__Aim__. Please write out the material that follows, exactly as it stands.

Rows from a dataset
⁂

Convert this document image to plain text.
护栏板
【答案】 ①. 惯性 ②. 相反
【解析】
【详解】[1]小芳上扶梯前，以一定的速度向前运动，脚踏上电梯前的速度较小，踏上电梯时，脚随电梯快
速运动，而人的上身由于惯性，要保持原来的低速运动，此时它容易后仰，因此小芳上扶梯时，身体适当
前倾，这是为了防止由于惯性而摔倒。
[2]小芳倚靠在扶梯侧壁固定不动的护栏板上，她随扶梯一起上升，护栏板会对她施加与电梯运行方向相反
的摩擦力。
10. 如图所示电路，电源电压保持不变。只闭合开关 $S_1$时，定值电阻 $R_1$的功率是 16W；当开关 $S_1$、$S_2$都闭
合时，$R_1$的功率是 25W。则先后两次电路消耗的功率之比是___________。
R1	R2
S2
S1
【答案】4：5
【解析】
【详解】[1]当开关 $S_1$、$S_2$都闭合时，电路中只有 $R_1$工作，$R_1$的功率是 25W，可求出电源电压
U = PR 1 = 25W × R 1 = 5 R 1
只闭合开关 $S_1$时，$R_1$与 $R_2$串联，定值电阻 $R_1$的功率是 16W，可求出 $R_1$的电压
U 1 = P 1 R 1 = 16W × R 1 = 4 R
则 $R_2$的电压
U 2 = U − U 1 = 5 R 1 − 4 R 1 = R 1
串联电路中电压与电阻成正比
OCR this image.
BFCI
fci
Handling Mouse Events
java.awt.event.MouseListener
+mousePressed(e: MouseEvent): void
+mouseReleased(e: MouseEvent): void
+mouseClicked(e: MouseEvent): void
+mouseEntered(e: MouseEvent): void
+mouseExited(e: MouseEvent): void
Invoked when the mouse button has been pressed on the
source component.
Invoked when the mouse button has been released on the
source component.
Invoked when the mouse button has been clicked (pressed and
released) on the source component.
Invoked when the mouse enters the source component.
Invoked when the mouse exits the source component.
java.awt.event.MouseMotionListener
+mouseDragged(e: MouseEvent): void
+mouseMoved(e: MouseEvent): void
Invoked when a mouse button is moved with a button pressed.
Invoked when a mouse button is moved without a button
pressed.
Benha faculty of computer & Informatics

⁂

__Solution for this task__.
Convert this document image to plain text.
护栏板
【答案】 ①. 惯性 ②. 相反
【解析】
【详解】[1]小芳上扶梯前，以一定的速度向前运动，脚踏上电梯前的速度较小，踏上电梯时，脚随电梯快
速运动，而人的上身由于惯性，要保持原来的低速运动，此时它容易后仰，因此小芳上扶梯时，身体适当
前倾，这是为了防止由于惯性而摔倒。
[2]小芳倚靠在扶梯侧壁固定不动的护栏板上，她随扶梯一起上升，护栏板会对她施加与电梯运行方向相反
的摩擦力。
10. 如图所示电路，电源电压保持不变。只闭合开关 $S_1$时，定值电阻 $R_1$的功率是 16W；当开关 $S_1$、$S_2$都闭
合时，$R_1$的功率是 25W。则先后两次电路消耗的功率之比是___________。
R1	R2
S2
S1
【答案】4：5
【解析】
【详解】[1]当开关 $S_1$、$S_2$都闭合时，电路中只有 $R_1$工作，$R_1$的功率是 25W，可求出电源电压
U = PR 1 = 25W × R 1 = 5 R 1
只闭合开关 $S_1$时，$R_1$与 $R_2$串联，定值电阻 $R_1$的功率是 16W，可求出 $R_1$的电压
U 1 = P 1 R 1 = 16W × R 1 = 4 R
则 $R_2$的电压
U 2 = U − U 1 = 5 R 1 − 4 R 1 = R 1
串联电路中电压与电阻成正比
OCR this image.
BFCI
fci
Handling Mouse Events
java.awt.event.MouseListener
+mousePressed(e: MouseEvent): void
+mouseReleased(e: MouseEvent): void
+mouseClicked(e: MouseEvent): void
+mouseEntered(e: MouseEvent): void
+mouseExited(e: MouseEvent): void
Invoked when the mouse button has been pressed on the
source component.
Invoked when the mouse button has been released on the
source component.
Invoked when the mouse button has been clicked (pressed and
released) on the source component.
Invoked when the mouse enters the source component.
Invoked when the mouse exits the source component.
java.awt.event.MouseMotionListener
+mouseDragged(e: MouseEvent): void
+mouseMoved(e: MouseEvent): void
Invoked when a mouse button is moved with a button pressed.
Invoked when a mouse button is moved without a button
pressed.
Benha faculty of computer & Informatics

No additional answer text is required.